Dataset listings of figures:

++++++++++

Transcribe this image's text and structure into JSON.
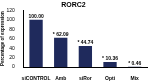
{
  "chart_data": {
    "type": "bar",
    "title": "RORC2",
    "y_label": "Percentage of expression",
    "categories": [
      "siCONTROL",
      "Amb",
      "siRor",
      "Opti",
      "Mix"
    ],
    "values": [
      100,
      62.09,
      44.74,
      10.36,
      0.46
    ],
    "value_labels": [
      "100.00",
      "* 62.09",
      "* 44.74",
      "* 10.36",
      "* 0.46"
    ],
    "data_labels": true,
    "color": "#1f2a5c",
    "ylim": [
      0,
      120
    ],
    "yticks": [
      0,
      20,
      40,
      60,
      80,
      100,
      120
    ],
    "grid": false
  }
}
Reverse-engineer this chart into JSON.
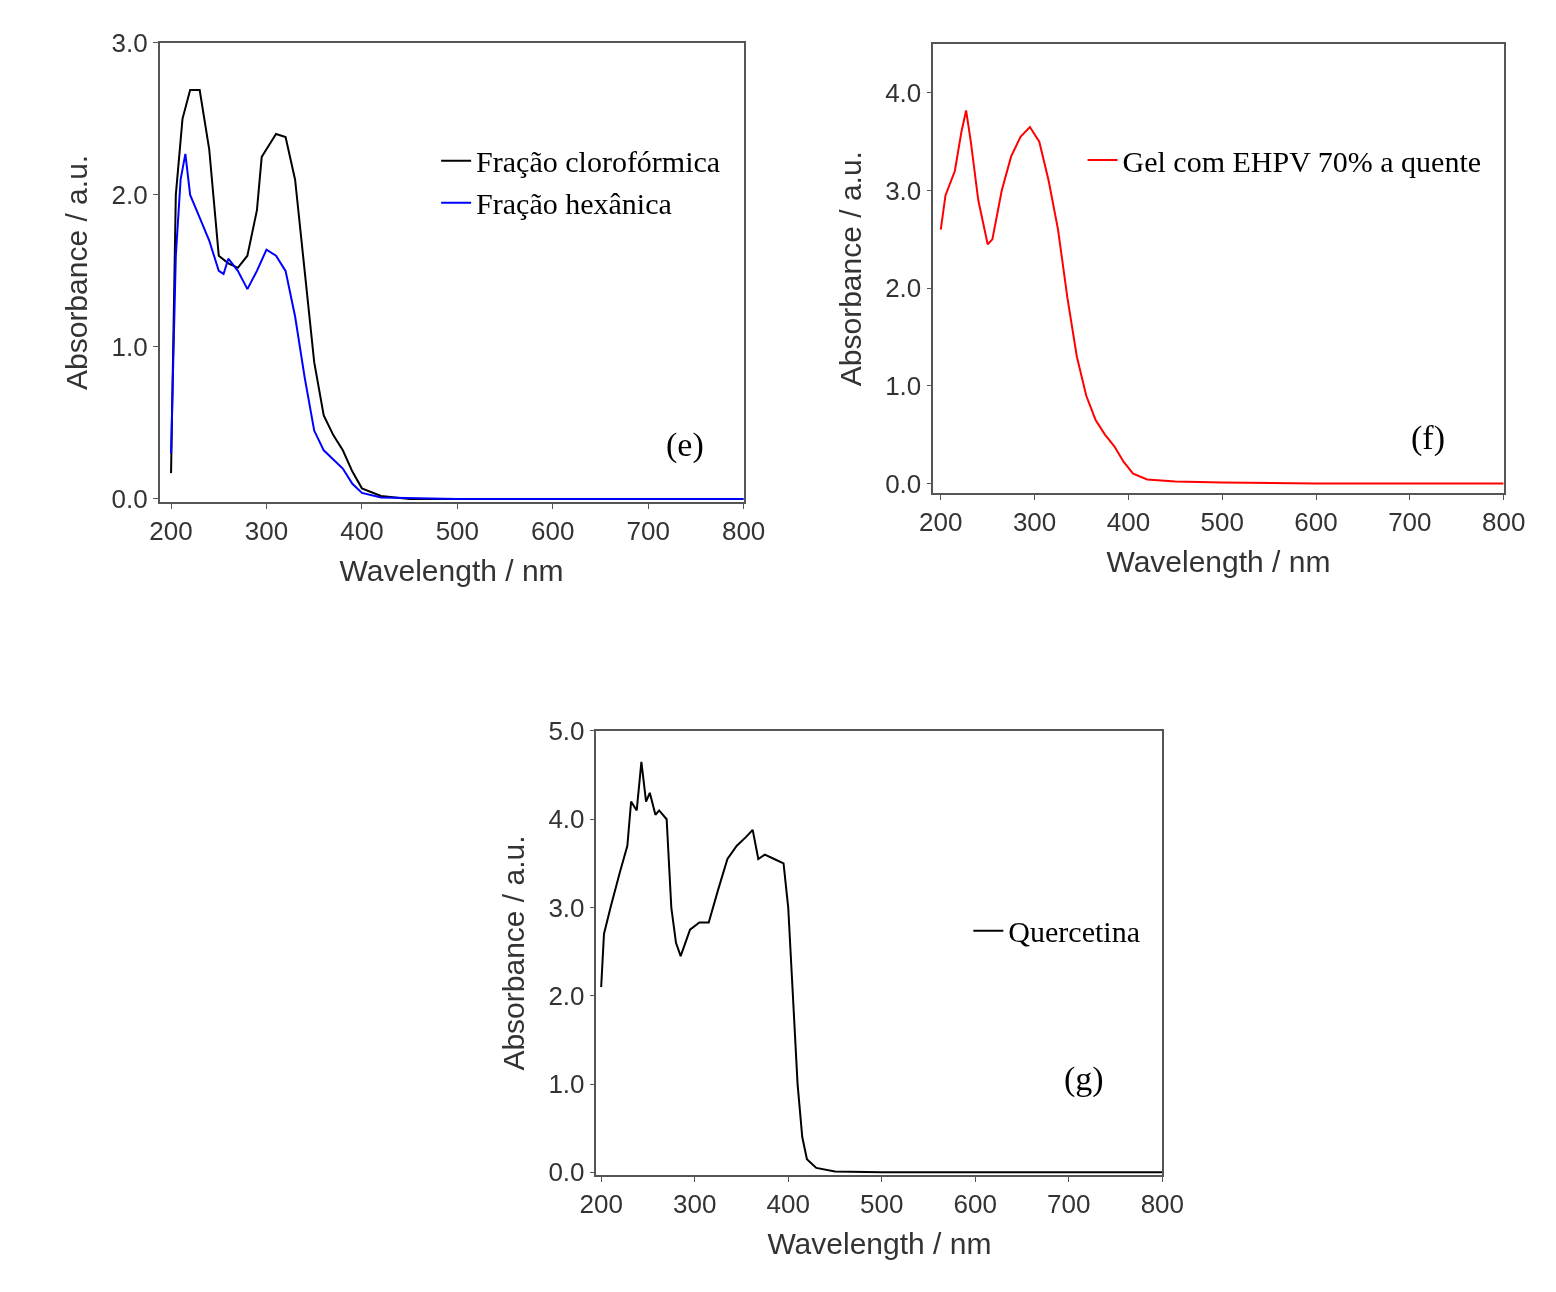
{
  "chart_data": [
    {
      "type": "line",
      "xlabel": "Wavelength / nm",
      "ylabel": "Absorbance / a.u.",
      "xlim": [
        188,
        800
      ],
      "ylim": [
        -0.02,
        3.0
      ],
      "xticks": [
        200,
        300,
        400,
        500,
        600,
        700,
        800
      ],
      "yticks": [
        {
          "value": 0,
          "label": "0.0"
        },
        {
          "value": 1,
          "label": "1.0"
        },
        {
          "value": 2,
          "label": "2.0"
        },
        {
          "value": 3,
          "label": "3.0"
        }
      ],
      "legend": "top right",
      "annotations": [
        "(e)"
      ],
      "x": [
        200,
        205,
        212,
        220,
        230,
        240,
        250,
        260,
        270,
        280,
        290,
        295,
        300,
        310,
        320,
        330,
        340,
        350,
        360,
        370,
        380,
        390,
        400,
        420,
        450,
        500,
        600,
        700,
        800
      ],
      "series": [
        {
          "name": "Fração clorofórmica",
          "color": "#000000",
          "values": [
            0.17,
            2.0,
            2.5,
            2.69,
            2.69,
            2.3,
            1.6,
            1.55,
            1.52,
            1.6,
            1.9,
            2.25,
            2.3,
            2.4,
            2.38,
            2.1,
            1.5,
            0.9,
            0.55,
            0.42,
            0.32,
            0.18,
            0.07,
            0.02,
            0.0,
            0.0,
            0.0,
            0.0,
            0.0
          ]
        },
        {
          "name": "Fração hexânica",
          "color": "#0000ff",
          "x": [
            200,
            205,
            210,
            215,
            220,
            230,
            240,
            250,
            255,
            260,
            270,
            280,
            290,
            300,
            310,
            320,
            330,
            340,
            350,
            360,
            370,
            380,
            390,
            400,
            420,
            500,
            600,
            700,
            800
          ],
          "values": [
            0.3,
            1.6,
            2.1,
            2.27,
            2.0,
            1.85,
            1.7,
            1.5,
            1.48,
            1.58,
            1.5,
            1.38,
            1.5,
            1.64,
            1.6,
            1.5,
            1.2,
            0.8,
            0.45,
            0.32,
            0.26,
            0.2,
            0.1,
            0.04,
            0.01,
            0.0,
            0.0,
            0.0,
            0.0
          ]
        }
      ]
    },
    {
      "type": "line",
      "xlabel": "Wavelength / nm",
      "ylabel": "Absorbance / a.u.",
      "xlim": [
        192,
        800
      ],
      "ylim": [
        -0.1,
        4.5
      ],
      "xticks": [
        200,
        300,
        400,
        500,
        600,
        700,
        800
      ],
      "yticks": [
        {
          "value": 0,
          "label": "0.0"
        },
        {
          "value": 1,
          "label": "1.0"
        },
        {
          "value": 2,
          "label": "2.0"
        },
        {
          "value": 3,
          "label": "3.0"
        },
        {
          "value": 4,
          "label": "4.0"
        }
      ],
      "legend": "top right",
      "annotations": [
        "(f)"
      ],
      "x": [
        200,
        205,
        215,
        222,
        227,
        232,
        240,
        250,
        255,
        265,
        275,
        285,
        295,
        305,
        315,
        325,
        335,
        345,
        355,
        365,
        375,
        385,
        395,
        405,
        420,
        450,
        500,
        600,
        700,
        800
      ],
      "series": [
        {
          "name": "Gel com EHPV 70% a quente",
          "color": "#ff0000",
          "values": [
            2.6,
            2.95,
            3.2,
            3.6,
            3.82,
            3.5,
            2.9,
            2.45,
            2.5,
            3.0,
            3.35,
            3.55,
            3.65,
            3.5,
            3.1,
            2.6,
            1.9,
            1.3,
            0.9,
            0.65,
            0.5,
            0.38,
            0.22,
            0.1,
            0.04,
            0.02,
            0.01,
            0.0,
            0.0,
            0.0
          ]
        }
      ]
    },
    {
      "type": "line",
      "xlabel": "Wavelength / nm",
      "ylabel": "Absorbance / a.u.",
      "xlim": [
        195,
        800
      ],
      "ylim": [
        -0.03,
        5.0
      ],
      "xticks": [
        200,
        300,
        400,
        500,
        600,
        700,
        800
      ],
      "yticks": [
        {
          "value": 0,
          "label": "0.0"
        },
        {
          "value": 1,
          "label": "1.0"
        },
        {
          "value": 2,
          "label": "2.0"
        },
        {
          "value": 3,
          "label": "3.0"
        },
        {
          "value": 4,
          "label": "4.0"
        },
        {
          "value": 5,
          "label": "5.0"
        }
      ],
      "legend": "right",
      "annotations": [
        "(g)"
      ],
      "x": [
        200,
        203,
        210,
        220,
        228,
        232,
        238,
        243,
        248,
        252,
        258,
        262,
        270,
        275,
        280,
        285,
        295,
        305,
        315,
        325,
        335,
        345,
        355,
        362,
        368,
        375,
        385,
        395,
        400,
        405,
        410,
        415,
        420,
        430,
        450,
        500,
        600,
        700,
        800
      ],
      "series": [
        {
          "name": "Quercetina",
          "color": "#000000",
          "values": [
            2.1,
            2.7,
            3.0,
            3.4,
            3.7,
            4.2,
            4.1,
            4.65,
            4.2,
            4.3,
            4.05,
            4.1,
            4.0,
            3.0,
            2.6,
            2.45,
            2.75,
            2.83,
            2.83,
            3.2,
            3.55,
            3.7,
            3.8,
            3.88,
            3.55,
            3.6,
            3.55,
            3.5,
            3.0,
            2.0,
            1.0,
            0.4,
            0.15,
            0.05,
            0.01,
            0.0,
            0.0,
            0.0,
            0.0
          ]
        }
      ]
    }
  ]
}
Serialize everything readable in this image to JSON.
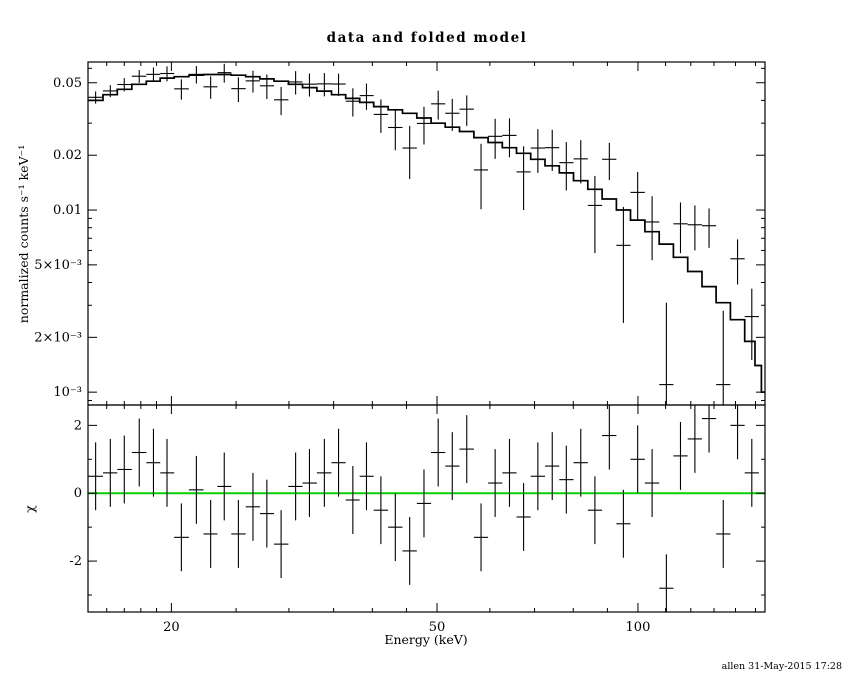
{
  "title": "data and folded model",
  "footer": "allen 31-May-2015 17:28",
  "colors": {
    "axis": "#000000",
    "series": "#000000",
    "zero_line": "#00d000",
    "background": "#ffffff"
  },
  "chart_data": {
    "type": "line",
    "title": "data and folded model",
    "layout": "two stacked panels sharing a log x-axis: top = spectrum with stepped folded model and data crosses, bottom = chi residuals with green zero line",
    "x_axis": {
      "label": "Energy (keV)",
      "scale": "log",
      "min": 15,
      "max": 155,
      "major_ticks": [
        20,
        50,
        100
      ],
      "minor_ticks": [
        16,
        17,
        18,
        19,
        25,
        30,
        35,
        40,
        45,
        60,
        70,
        80,
        90,
        110,
        120,
        130,
        140,
        150
      ]
    },
    "energies": [
      15.4,
      16.2,
      17.0,
      17.9,
      18.8,
      19.7,
      20.7,
      21.8,
      22.9,
      24.0,
      25.2,
      26.5,
      27.8,
      29.2,
      30.7,
      32.2,
      33.9,
      35.6,
      37.4,
      39.2,
      41.2,
      43.3,
      45.5,
      47.8,
      50.2,
      52.7,
      55.4,
      58.2,
      61.1,
      64.2,
      67.4,
      70.8,
      74.4,
      78.1,
      82.1,
      86.2,
      90.6,
      95.1,
      99.9,
      105.0,
      110.3,
      115.8,
      121.7,
      127.8,
      134.2,
      141.0,
      148.1
    ],
    "top_panel": {
      "ylabel": "normalized counts s⁻¹ keV⁻¹",
      "yscale": "log",
      "ymin": 0.00085,
      "ymax": 0.065,
      "ytick_labels": [
        {
          "value": 0.05,
          "label": "0.05"
        },
        {
          "value": 0.02,
          "label": "0.02"
        },
        {
          "value": 0.01,
          "label": "0.01"
        },
        {
          "value": 0.005,
          "label": "5×10⁻³"
        },
        {
          "value": 0.002,
          "label": "2×10⁻³"
        },
        {
          "value": 0.001,
          "label": "10⁻³"
        }
      ],
      "minor_ticks": [
        0.0009,
        0.003,
        0.004,
        0.006,
        0.007,
        0.008,
        0.009,
        0.03,
        0.04,
        0.06
      ],
      "data_values": [
        0.0416,
        0.0451,
        0.0489,
        0.0543,
        0.0556,
        0.0562,
        0.0463,
        0.0556,
        0.0475,
        0.0568,
        0.0464,
        0.0512,
        0.0481,
        0.0403,
        0.0505,
        0.0491,
        0.0493,
        0.0492,
        0.0396,
        0.0425,
        0.0335,
        0.0284,
        0.0219,
        0.0299,
        0.0383,
        0.034,
        0.0358,
        0.0166,
        0.0254,
        0.0257,
        0.0162,
        0.0219,
        0.022,
        0.0182,
        0.0191,
        0.0106,
        0.019,
        0.0064,
        0.0125,
        0.0086,
        0.0011,
        0.0084,
        0.0083,
        0.0082,
        0.0011,
        0.0054,
        0.0026
      ],
      "data_errors": [
        0.0032,
        0.0034,
        0.0041,
        0.0044,
        0.0051,
        0.0053,
        0.0059,
        0.0061,
        0.0067,
        0.0067,
        0.0072,
        0.007,
        0.0074,
        0.0071,
        0.0074,
        0.0071,
        0.0072,
        0.0069,
        0.007,
        0.007,
        0.007,
        0.0071,
        0.0071,
        0.007,
        0.0069,
        0.0068,
        0.0068,
        0.0065,
        0.0063,
        0.0062,
        0.0062,
        0.0059,
        0.0056,
        0.0054,
        0.0051,
        0.0048,
        0.0044,
        0.004,
        0.0037,
        0.0033,
        0.002,
        0.0026,
        0.0023,
        0.002,
        0.0017,
        0.0015,
        0.0011
      ],
      "model_energies": [
        15.4,
        16.2,
        17.0,
        17.9,
        18.8,
        19.7,
        20.7,
        21.8,
        22.9,
        24.0,
        25.2,
        26.5,
        27.8,
        29.2,
        30.7,
        32.2,
        33.9,
        35.6,
        37.4,
        39.2,
        41.2,
        43.3,
        45.5,
        47.8,
        50.2,
        52.7,
        55.4,
        58.2,
        61.1,
        64.2,
        67.4,
        70.8,
        74.4,
        78.1,
        82.1,
        86.2,
        90.6,
        95.1,
        99.9,
        105.0,
        110.3,
        115.8,
        121.7,
        127.8,
        134.2,
        141.0,
        148.1,
        151.4,
        154.8
      ],
      "model_values": [
        0.04,
        0.043,
        0.046,
        0.049,
        0.051,
        0.053,
        0.054,
        0.055,
        0.0555,
        0.0555,
        0.055,
        0.054,
        0.0525,
        0.051,
        0.049,
        0.047,
        0.045,
        0.043,
        0.041,
        0.039,
        0.037,
        0.0355,
        0.034,
        0.032,
        0.03,
        0.0285,
        0.027,
        0.025,
        0.0235,
        0.022,
        0.0205,
        0.019,
        0.0175,
        0.016,
        0.0145,
        0.013,
        0.0115,
        0.01,
        0.0088,
        0.0076,
        0.0065,
        0.0055,
        0.0046,
        0.0038,
        0.0031,
        0.0025,
        0.0019,
        0.0014,
        0.001
      ]
    },
    "bottom_panel": {
      "ylabel": "χ",
      "yscale": "linear",
      "ymin": -3.5,
      "ymax": 2.6,
      "ytick_labels": [
        {
          "value": -2,
          "label": "-2"
        },
        {
          "value": 0,
          "label": "0"
        },
        {
          "value": 2,
          "label": "2"
        }
      ],
      "minor_ticks": [
        -3,
        -1,
        1
      ],
      "zero_line": 0,
      "chi_values": [
        0.5,
        0.6,
        0.7,
        1.2,
        0.9,
        0.6,
        -1.3,
        0.1,
        -1.2,
        0.2,
        -1.2,
        -0.4,
        -0.6,
        -1.5,
        0.2,
        0.3,
        0.6,
        0.9,
        -0.2,
        0.5,
        -0.5,
        -1.0,
        -1.7,
        -0.3,
        1.2,
        0.8,
        1.3,
        -1.3,
        0.3,
        0.6,
        -0.7,
        0.5,
        0.8,
        0.4,
        0.9,
        -0.5,
        1.7,
        -0.9,
        1.0,
        0.3,
        -2.8,
        1.1,
        1.6,
        2.2,
        -1.2,
        2.0,
        0.6
      ],
      "chi_error": 1
    }
  }
}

++++++++++

| Task objective |
Write out every line of the preceding listing that contains "JSON".

| Output |
Transcribe this image's text and structure into JSON.
Reverse-engineer this chart into JSON.
Serialize everything readable in this image to JSON.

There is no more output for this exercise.